Collect from the data below each line with "title".

------ DATA IN THIS EXERCISE

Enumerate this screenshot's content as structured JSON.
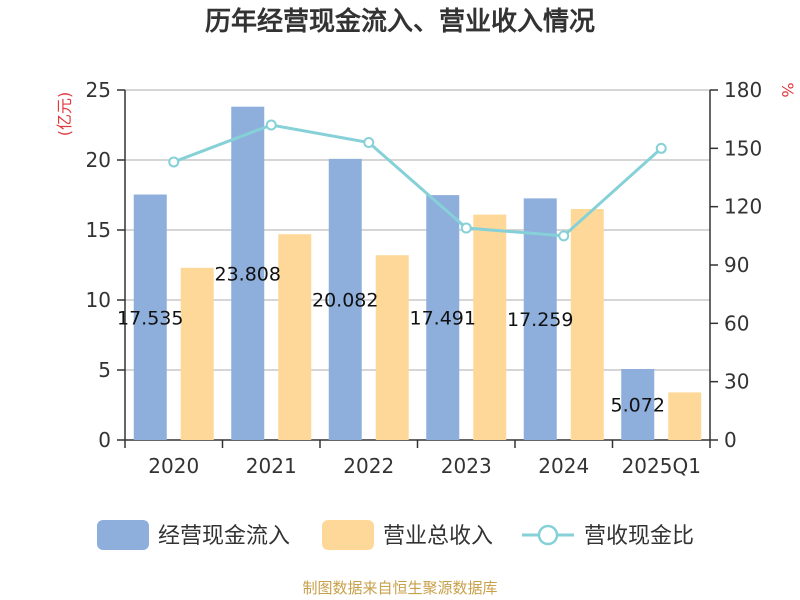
{
  "title": "历年经营现金流入、营业收入情况",
  "source": "制图数据来自恒生聚源数据库",
  "chart_data": {
    "type": "bar",
    "title": "历年经营现金流入、营业收入情况",
    "categories": [
      "2020",
      "2021",
      "2022",
      "2023",
      "2024",
      "2025Q1"
    ],
    "series": [
      {
        "name": "经营现金流入",
        "kind": "bar",
        "axis": "left",
        "color": "#8eaedc",
        "values": [
          17.535,
          23.808,
          20.082,
          17.491,
          17.259,
          5.072
        ],
        "labels": [
          "17.535",
          "23.808",
          "20.082",
          "17.491",
          "17.259",
          "5.072"
        ]
      },
      {
        "name": "营业总收入",
        "kind": "bar",
        "axis": "left",
        "color": "#fdd898",
        "values": [
          12.3,
          14.7,
          13.2,
          16.1,
          16.5,
          3.4
        ]
      },
      {
        "name": "营收现金比",
        "kind": "line",
        "axis": "right",
        "color": "#86d1d8",
        "values": [
          143,
          162,
          153,
          109,
          105,
          150
        ]
      }
    ],
    "y_left": {
      "label": "(亿元)",
      "ylim": [
        0,
        25
      ],
      "ticks": [
        0,
        5,
        10,
        15,
        20,
        25
      ]
    },
    "y_right": {
      "label": "%",
      "ylim": [
        0,
        180
      ],
      "ticks": [
        0,
        30,
        60,
        90,
        120,
        150,
        180
      ]
    },
    "grid": true,
    "legend_position": "bottom"
  }
}
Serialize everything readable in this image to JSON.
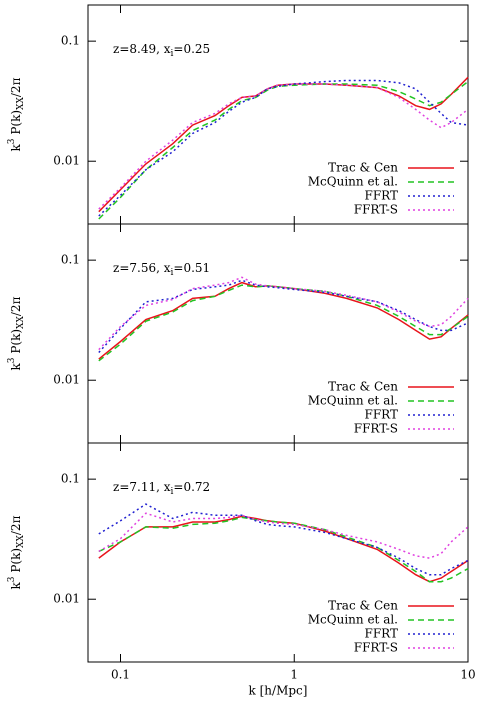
{
  "chart_data": [
    {
      "type": "line",
      "annotation": [
        "z=8.49, x",
        "i",
        "=0.25"
      ],
      "ylabel": [
        "k",
        "3",
        " P(k)",
        "XX",
        "/2π"
      ],
      "xlog": true,
      "ylog": true,
      "xlim": [
        0.065,
        10
      ],
      "ylim": [
        0.003,
        0.2
      ],
      "xticks": [
        0.1,
        1,
        10
      ],
      "yticks": [
        0.01,
        0.1
      ],
      "legend": "lower right",
      "x": [
        0.075,
        0.1,
        0.14,
        0.2,
        0.26,
        0.35,
        0.42,
        0.5,
        0.6,
        0.7,
        0.8,
        1,
        1.5,
        2,
        3,
        4,
        5,
        6,
        7,
        8,
        10
      ],
      "series": [
        {
          "name": "Trac & Cen",
          "color": "#e8141c",
          "dash": "solid",
          "values": [
            0.0038,
            0.0058,
            0.0095,
            0.014,
            0.02,
            0.024,
            0.029,
            0.034,
            0.035,
            0.04,
            0.043,
            0.044,
            0.044,
            0.043,
            0.041,
            0.035,
            0.029,
            0.027,
            0.03,
            0.036,
            0.05
          ]
        },
        {
          "name": "McQuinn et al.",
          "color": "#22c322",
          "dash": "dashed",
          "values": [
            0.0033,
            0.005,
            0.0085,
            0.013,
            0.018,
            0.022,
            0.027,
            0.032,
            0.034,
            0.039,
            0.042,
            0.043,
            0.044,
            0.044,
            0.043,
            0.038,
            0.033,
            0.029,
            0.031,
            0.036,
            0.046
          ]
        },
        {
          "name": "FFRT",
          "color": "#2020d0",
          "dash": "dotted",
          "values": [
            0.0035,
            0.0052,
            0.0085,
            0.012,
            0.017,
            0.021,
            0.026,
            0.031,
            0.034,
            0.04,
            0.042,
            0.044,
            0.046,
            0.047,
            0.047,
            0.045,
            0.04,
            0.031,
            0.025,
            0.021,
            0.02
          ]
        },
        {
          "name": "FFRT-S",
          "color": "#e040e0",
          "dash": "dotted",
          "values": [
            0.004,
            0.006,
            0.01,
            0.015,
            0.021,
            0.025,
            0.03,
            0.034,
            0.035,
            0.04,
            0.043,
            0.044,
            0.044,
            0.043,
            0.041,
            0.034,
            0.027,
            0.022,
            0.019,
            0.021,
            0.027
          ]
        }
      ]
    },
    {
      "type": "line",
      "annotation": [
        "z=7.56, x",
        "i",
        "=0.51"
      ],
      "ylabel": [
        "k",
        "3",
        " P(k)",
        "XX",
        "/2π"
      ],
      "xlog": true,
      "ylog": true,
      "xlim": [
        0.065,
        10
      ],
      "ylim": [
        0.003,
        0.2
      ],
      "xticks": [
        0.1,
        1,
        10
      ],
      "yticks": [
        0.01,
        0.1
      ],
      "legend": "lower right",
      "x": [
        0.075,
        0.1,
        0.14,
        0.2,
        0.26,
        0.35,
        0.42,
        0.5,
        0.6,
        0.7,
        0.8,
        1,
        1.5,
        2,
        3,
        4,
        5,
        6,
        7,
        8,
        10
      ],
      "series": [
        {
          "name": "Trac & Cen",
          "color": "#e8141c",
          "dash": "solid",
          "values": [
            0.015,
            0.021,
            0.032,
            0.038,
            0.048,
            0.05,
            0.058,
            0.065,
            0.06,
            0.061,
            0.06,
            0.058,
            0.053,
            0.048,
            0.04,
            0.032,
            0.026,
            0.022,
            0.023,
            0.027,
            0.035
          ]
        },
        {
          "name": "McQuinn et al.",
          "color": "#22c322",
          "dash": "dashed",
          "values": [
            0.0145,
            0.02,
            0.031,
            0.037,
            0.046,
            0.05,
            0.056,
            0.062,
            0.06,
            0.061,
            0.06,
            0.058,
            0.055,
            0.05,
            0.042,
            0.034,
            0.028,
            0.024,
            0.024,
            0.027,
            0.034
          ]
        },
        {
          "name": "FFRT",
          "color": "#2020d0",
          "dash": "dotted",
          "values": [
            0.017,
            0.027,
            0.045,
            0.048,
            0.057,
            0.06,
            0.062,
            0.068,
            0.062,
            0.06,
            0.059,
            0.057,
            0.054,
            0.05,
            0.045,
            0.038,
            0.032,
            0.028,
            0.026,
            0.026,
            0.03
          ]
        },
        {
          "name": "FFRT-S",
          "color": "#e040e0",
          "dash": "dotted",
          "values": [
            0.018,
            0.028,
            0.042,
            0.047,
            0.058,
            0.062,
            0.065,
            0.072,
            0.063,
            0.061,
            0.06,
            0.058,
            0.055,
            0.051,
            0.045,
            0.037,
            0.031,
            0.028,
            0.029,
            0.034,
            0.048
          ]
        }
      ]
    },
    {
      "type": "line",
      "annotation": [
        "z=7.11, x",
        "i",
        "=0.72"
      ],
      "ylabel": [
        "k",
        "3",
        " P(k)",
        "XX",
        "/2π"
      ],
      "xlabel": "k [h/Mpc]",
      "xlog": true,
      "ylog": true,
      "xlim": [
        0.065,
        10
      ],
      "ylim": [
        0.003,
        0.2
      ],
      "xticks": [
        0.1,
        1,
        10
      ],
      "yticks": [
        0.01,
        0.1
      ],
      "legend": "lower right",
      "x": [
        0.075,
        0.1,
        0.14,
        0.2,
        0.26,
        0.35,
        0.42,
        0.5,
        0.6,
        0.7,
        0.8,
        1,
        1.5,
        2,
        3,
        4,
        5,
        6,
        7,
        8,
        10
      ],
      "series": [
        {
          "name": "Trac & Cen",
          "color": "#e8141c",
          "dash": "solid",
          "values": [
            0.022,
            0.03,
            0.04,
            0.04,
            0.044,
            0.044,
            0.046,
            0.049,
            0.047,
            0.045,
            0.044,
            0.043,
            0.037,
            0.032,
            0.026,
            0.02,
            0.016,
            0.014,
            0.015,
            0.017,
            0.021
          ]
        },
        {
          "name": "McQuinn et al.",
          "color": "#22c322",
          "dash": "dashed",
          "values": [
            0.025,
            0.03,
            0.04,
            0.039,
            0.042,
            0.043,
            0.045,
            0.048,
            0.046,
            0.045,
            0.044,
            0.043,
            0.038,
            0.033,
            0.027,
            0.021,
            0.017,
            0.014,
            0.014,
            0.015,
            0.018
          ]
        },
        {
          "name": "FFRT",
          "color": "#2020d0",
          "dash": "dotted",
          "values": [
            0.035,
            0.045,
            0.062,
            0.047,
            0.053,
            0.05,
            0.05,
            0.05,
            0.045,
            0.042,
            0.041,
            0.04,
            0.036,
            0.032,
            0.027,
            0.022,
            0.018,
            0.016,
            0.016,
            0.018,
            0.021
          ]
        },
        {
          "name": "FFRT-S",
          "color": "#e040e0",
          "dash": "dotted",
          "values": [
            0.025,
            0.032,
            0.052,
            0.044,
            0.047,
            0.047,
            0.048,
            0.05,
            0.046,
            0.044,
            0.043,
            0.042,
            0.038,
            0.034,
            0.03,
            0.026,
            0.023,
            0.022,
            0.024,
            0.03,
            0.04
          ]
        }
      ]
    }
  ]
}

------------

» TASK RESPONSE:
  "title": "历年经营现金流入、营业收入情况",
    "title": "历年经营现金流入、营业收入情况",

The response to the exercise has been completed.